**Your objective:** Scan the records below. List lines holding "representation".

**Data rows:**

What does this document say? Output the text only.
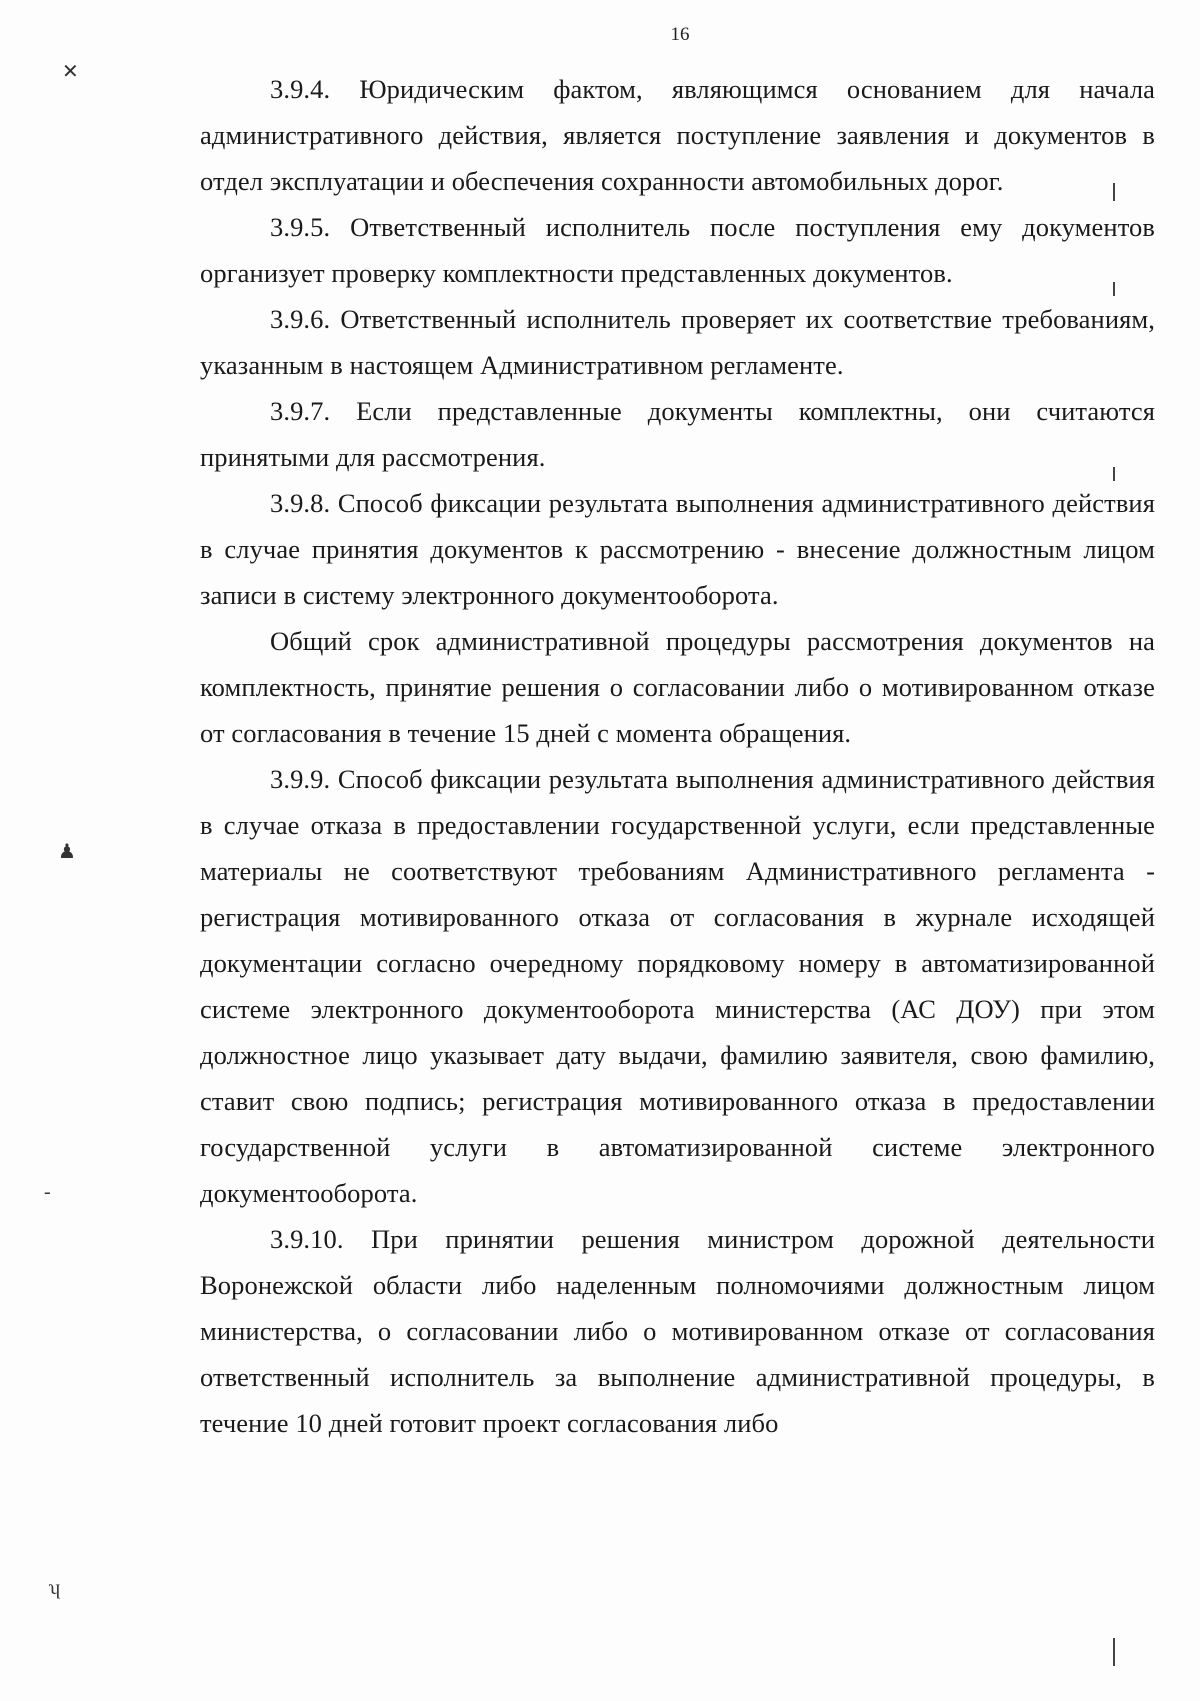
16
✕
♟
-
ʮ

3.9.4. Юридическим фактом, являющимся основанием для начала административного действия, является поступление заявления и документов в отдел эксплуатации и обеспечения сохранности автомобильных дорог.

3.9.5. Ответственный исполнитель после поступления ему документов организует проверку комплектности представленных документов.

3.9.6. Ответственный исполнитель проверяет их соответствие требованиям, указанным в настоящем Административном регламенте.

3.9.7. Если представленные документы комплектны, они считаются принятыми для рассмотрения.

3.9.8. Способ фиксации результата выполнения административного действия в случае принятия документов к рассмотрению - внесение должностным лицом записи в систему электронного документооборота.

Общий срок административной процедуры рассмотрения документов на комплектность, принятие решения о согласовании либо о мотивированном отказе от согласования в течение 15 дней с момента обращения.

3.9.9. Способ фиксации результата выполнения административного действия в случае отказа в предоставлении государственной услуги, если представленные материалы не соответствуют требованиям Административного регламента - регистрация мотивированного отказа от согласования в журнале исходящей документации согласно очередному порядковому номеру в автоматизированной системе электронного документооборота министерства (АС ДОУ) при этом должностное лицо указывает дату выдачи, фамилию заявителя, свою фамилию, ставит свою подпись; регистрация мотивированного отказа в предоставлении государственной услуги в автоматизированной системе электронного документооборота.

3.9.10. При принятии решения министром дорожной деятельности Воронежской области либо наделенным полномочиями должностным лицом министерства, о согласовании либо о мотивированном отказе от согласования ответственный исполнитель за выполнение административной процедуры, в течение 10 дней готовит проект согласования либо
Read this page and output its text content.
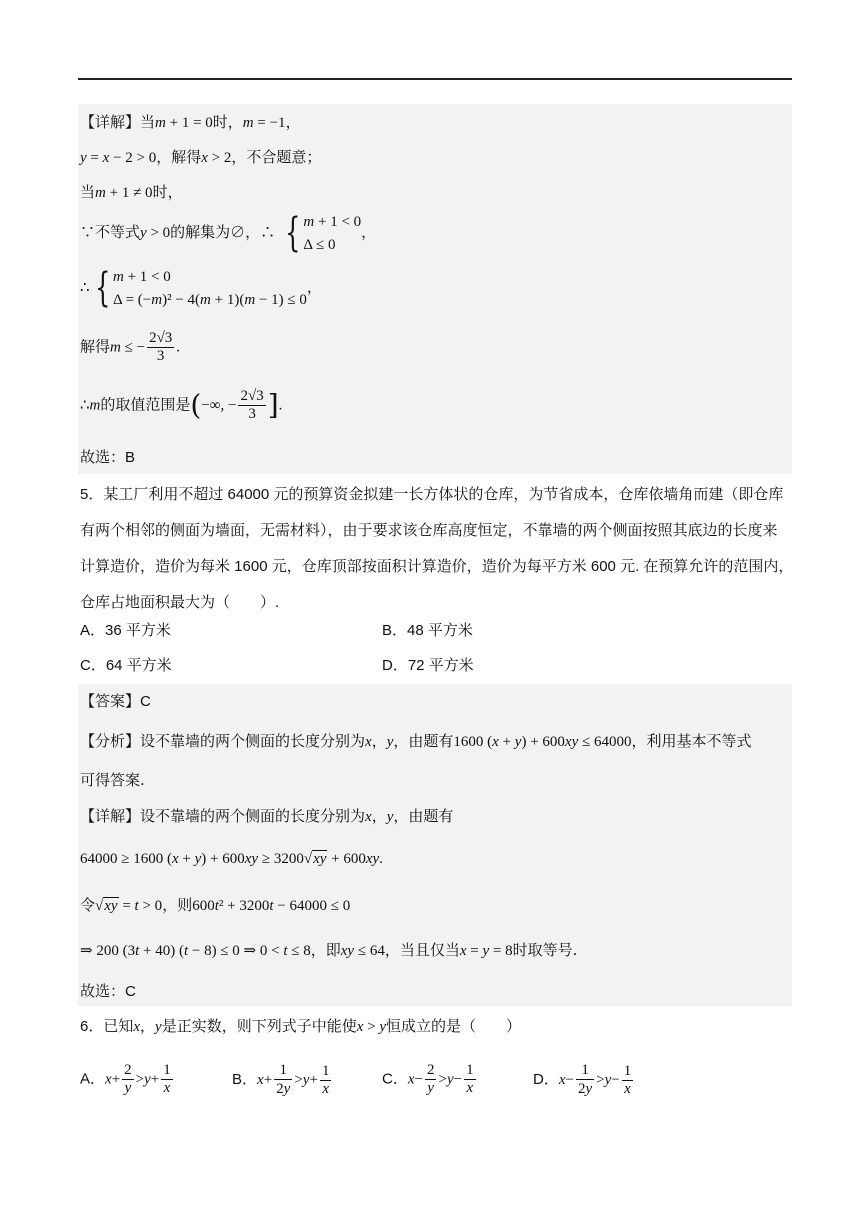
【详解】当m + 1 = 0时，m = −1，
y = x − 2 > 0，解得x > 2，不合题意；
当m + 1 ≠ 0时，
∵不等式y > 0的解集为∅，∴ { m + 1 < 0
Δ ≤ 0
，
∴ { m + 1 < 0
Δ = (−m)² − 4(m + 1)(m − 1) ≤ 0
，
解得m ≤ − $\frac{2√3}{3}$ .
∴m的取值范围是(−∞, − $\frac{2√3}{3}$ ].
故选：B
5．某工厂利用不超过 64000 元的预算资金拟建一长方体状的仓库，为节省成本，仓库依墙角而建（即仓库
有两个相邻的侧面为墙面，无需材料），由于要求该仓库高度恒定，不靠墙的两个侧面按照其底边的长度来
计算造价，造价为每米 1600 元，仓库顶部按面积计算造价，造价为每平方米 600 元. 在预算允许的范围内，
仓库占地面积最大为（　　）.
A．36 平方米	B．48 平方米
C．64 平方米	D．72 平方米
【答案】C
【分析】设不靠墙的两个侧面的长度分别为x，y，由题有1600 (x + y) + 600xy ≤ 64000，利用基本不等式
可得答案.
【详解】设不靠墙的两个侧面的长度分别为x，y，由题有
64000 ≥ 1600 (x + y) + 600xy ≥ 3200√xy + 600xy.
令√xy = t > 0，则600t² + 3200t − 64000 ≤ 0
⇒ 200 (3t + 40) (t − 8) ≤ 0 ⇒ 0 < t ≤ 8，即xy ≤ 64，当且仅当x = y = 8时取等号.
故选：C
6．已知x，y是正实数，则下列式子中能使x > y恒成立的是（　　）
A．$x+ \frac{2}{y} >y+ \frac{1}{x}$	B．$x+ \frac{1}{2y} >y+ \frac{1}{x}$	C．$x- \frac{2}{y} >y- \frac{1}{x}$	D．$x- \frac{1}{2y} >y- \frac{1}{x}$
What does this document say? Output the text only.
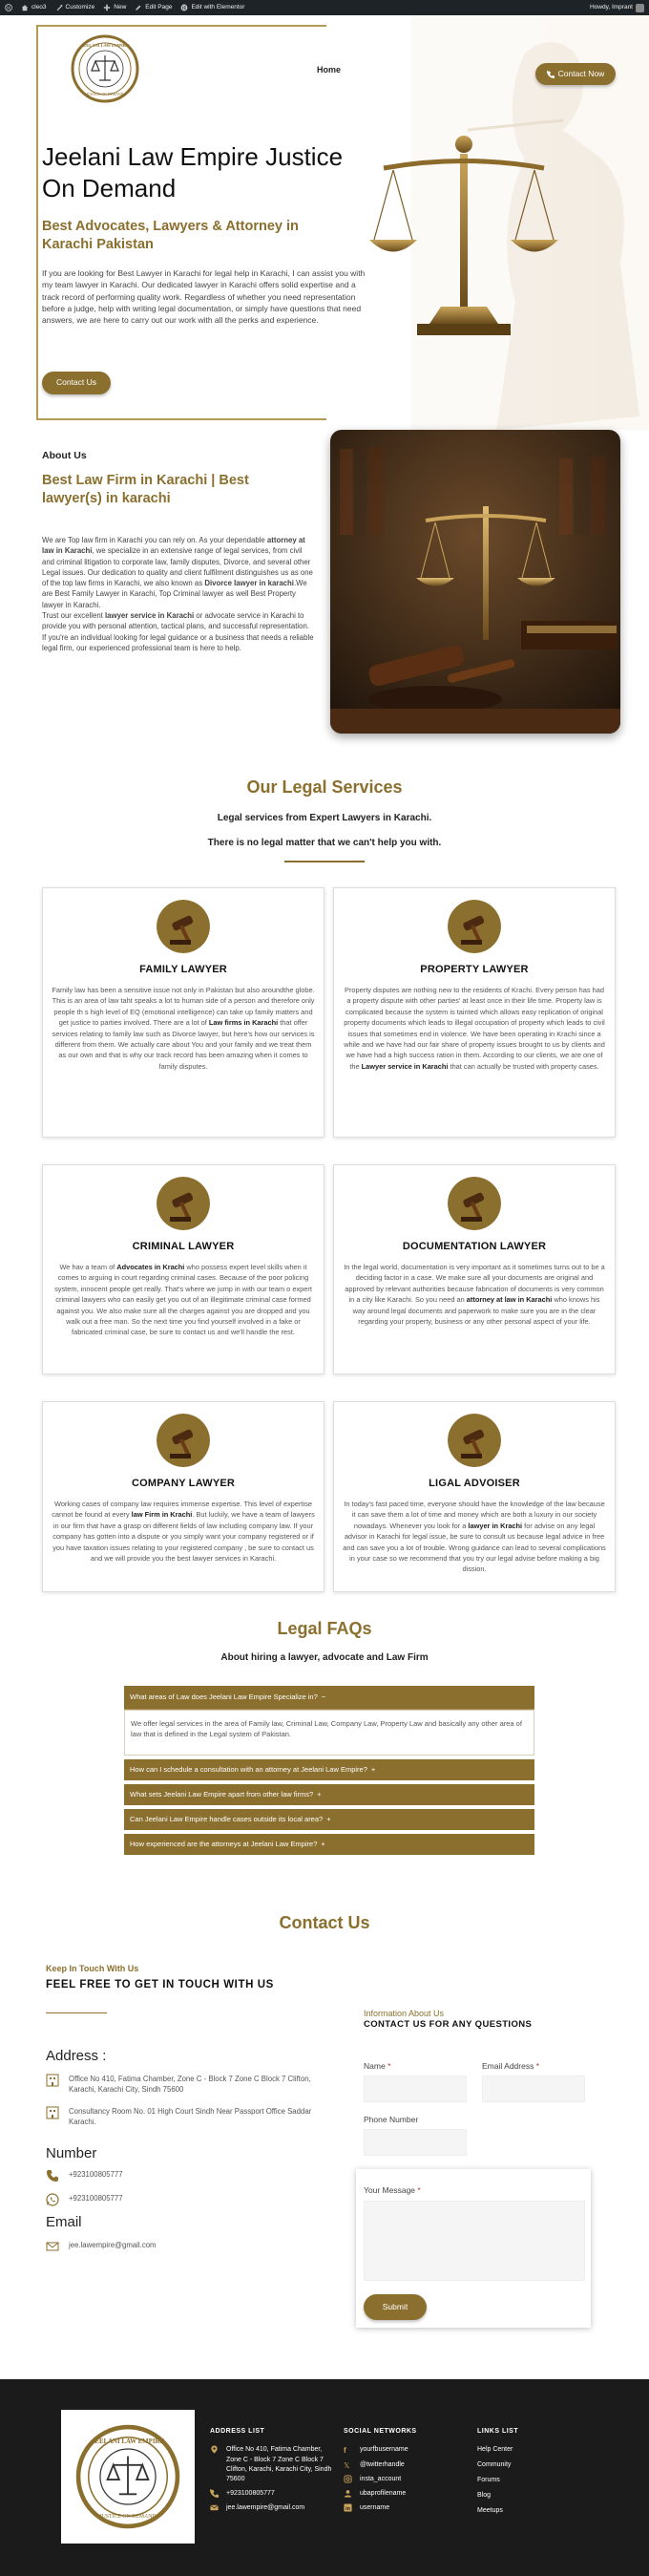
W	cleo3	Customize	New	Edit Page	Edit with Elementor	Howdy, Imprant
JEELANI LAW EMPIRE
JUSTICE ON DEMAND
Home	Contact Now
Jeelani Law Empire Justice On Demand
Best Advocates, Lawyers & Attorney in Karachi Pakistan

If you are looking for Best Lawyer in Karachi for legal help in Karachi, I can assist you with my team lawyer in Karachi. Our dedicated lawyer in Karachi offers solid expertise and a track record of performing quality work. Regardless of whether you need representation before a judge, help with writing legal documentation, or simply have questions that need answers, we are here to carry out our work with all the perks and experience.

Contact Us
About Us
Best Law Firm in Karachi | Best lawyer(s) in karachi

We are Top law firm in Karachi you can rely on. As your dependable attorney at law in Karachi, we specialize in an extensive range of legal services, from civil and criminal litigation to corporate law, family disputes, Divorce, and several other Legal issues. Our dedication to quality and client fulfilment distinguishes us as one of the top law firms in Karachi, we also known as Divorce lawyer in karachi.We are Best Family Lawyer in Karachi, Top Criminal lawyer as well Best Property lawyer in Karachi.

Trust our excellent lawyer service in Karachi or advocate service in Karachi to provide you with personal attention, tactical plans, and successful representation. If you're an individual looking for legal guidance or a business that needs a reliable legal firm, our experienced professional team is here to help.

Our Legal Services
Legal services from Expert Lawyers in Karachi.
There is no legal matter that we can't help you with.
FAMILY LAWYER

Family law has been a sensitive issue not only in Pakistan but also aroundthe globe. This is an area of law taht speaks a lot to human side of a person and therefore only people th s high level of EQ (emotional intelligence) can take up family matters and get justice to parties involved. There are a lot of Law firms in Karachi that offer services relating to family law such as Divorce lawyer, but here's how our services is different from them. We actually care about You and your family and we treat them as our own and that is why our track record has been amazing when it comes to family disputes.

PROPERTY LAWYER

Property disputes are nothing new to the residents of Krachi. Every person has had a property dispute with other parties' at least once in their life time. Property law is complicated because the system is tainted which allows easy replication of original property documents which leads to illegal occupation of property which leads to civil issues that sometimes end in violence. We have been operating in Krachi since a while and we have had our fair share of property issues brought to us by clients and we have had a high success ration in them. According to our clients, we are one of the Lawyer service in Karachi that can actually be trusted with property cases.

CRIMINAL LAWYER

We hav a team of Advocates in Krachi who possess expert level skills when it comes to arguing in court regarding criminal cases. Because of the poor policing system, innocent people get really. That's where we jump in with our team o expert criminal lawyers who can easily get you out of an illegitimate criminal case formed against you. We also make sure all the charges against you are dropped and you walk out a free man. So the next time you find yourself involved in a fake or fabricated criminal case, be sure to contact us and we'll handle the rest.

DOCUMENTATION LAWYER

In the legal world, documentation is very important as it sometimes turns out to be a deciding factor in a case. We make sure all your documents are original and approved by relevant authorities because fabrication of documents is very common in a city like Karachi. So you need an attorney at law in Karachi who knows his way around legal documents and paperwork to make sure you are in the clear regarding your property, business or any other personal aspect of your life.

COMPANY LAWYER

Working cases of company law requires immense expertise. This level of expertise cannot be found at every law Firm in Krachi. But luckily, we have a team of lawyers in our firm that have a grasp on different fields of law including company law. If your company has gotten into a dispute or you simply want your company registered or if you have taxation issues relating to your registered company , be sure to contact us and we will provide you the best lawyer services in Karachi.

LIGAL ADVOISER

In today's fast paced time, everyone should have the knowledge of the law because it can save them a lot of time and money which are both a luxury in our society nowadays. Whenever you look for a lawyer in Krachi for advise on any legal advisor in Karachi for legal issue, be sure to consult us because legal advice in free and can save you a lot of trouble. Wrong guidance can lead to several complications in your case so we recommend that you try our legal advise before making a big dission.

Legal FAQs
About hiring a lawyer, advocate and Law Firm
What areas of Law does Jeelani Law Empire Specialize in? −
We offer legal services in the area of Family law, Criminal Law, Company Law, Property Law and basically any other area of law that is defined in the Legal system of Pakistan.
How can I schedule a consultation with an attorney at Jeelani Law Empire? +
What sets Jeelani Law Empire apart from other law firms? +
Can Jeelani Law Empire handle cases outside its local area? +
How experienced are the attorneys at Jeelani Law Empire? +
Contact Us
Keep In Touch With Us
FEEL FREE TO GET IN TOUCH WITH US
Address :
Office No 410, Fatima Chamber, Zone C - Block 7 Zone C Block 7 Clifton, Karachi, Karachi City, Sindh 75600
Consultancy Room No. 01 High Court Sindh Near Passport Office Saddar Karachi.
Number
+923100805777
+923100805777
Email
jee.lawempire@gmail.com
Information About Us
CONTACT US FOR ANY QUESTIONS
Name *	Email Address *
Phone Number
Your Message *
Submit
JEELANI LAW EMPIRE
JUSTICE ON DEMAND
ADDRESS LIST
Office No 410, Fatima Chamber, Zone C - Block 7 Zone C Block 7 Clifton, Karachi, Karachi City, Sindh 75600
+923100805777
jee.lawempire@gmail.com
SOCIAL NETWORKS
f	yourfbusername
𝕏	@twitterhandle
insta_account
ubaprofilename
in username
LINKS LIST
Help Center
Community
Forums
Blog
Meetups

**Exercise response:**
If you are looking for Best Lawyer in Karachi for legal help in Karachi, I can assist you with my team lawyer in Karachi. Our dedicated lawyer in Karachi offers solid expertise and a track record of performing quality work. Regardless of whether you need representation before a judge, help with writing legal documentation, or simply have questions that need answers, we are here to carry out our work with all the perks and experience.
Trust our excellent lawyer service in Karachi or advocate service in Karachi to provide you with personal attention, tactical plans, and successful representation. If you're an individual looking for legal guidance or a business that needs a reliable legal firm, our experienced professional team is here to help.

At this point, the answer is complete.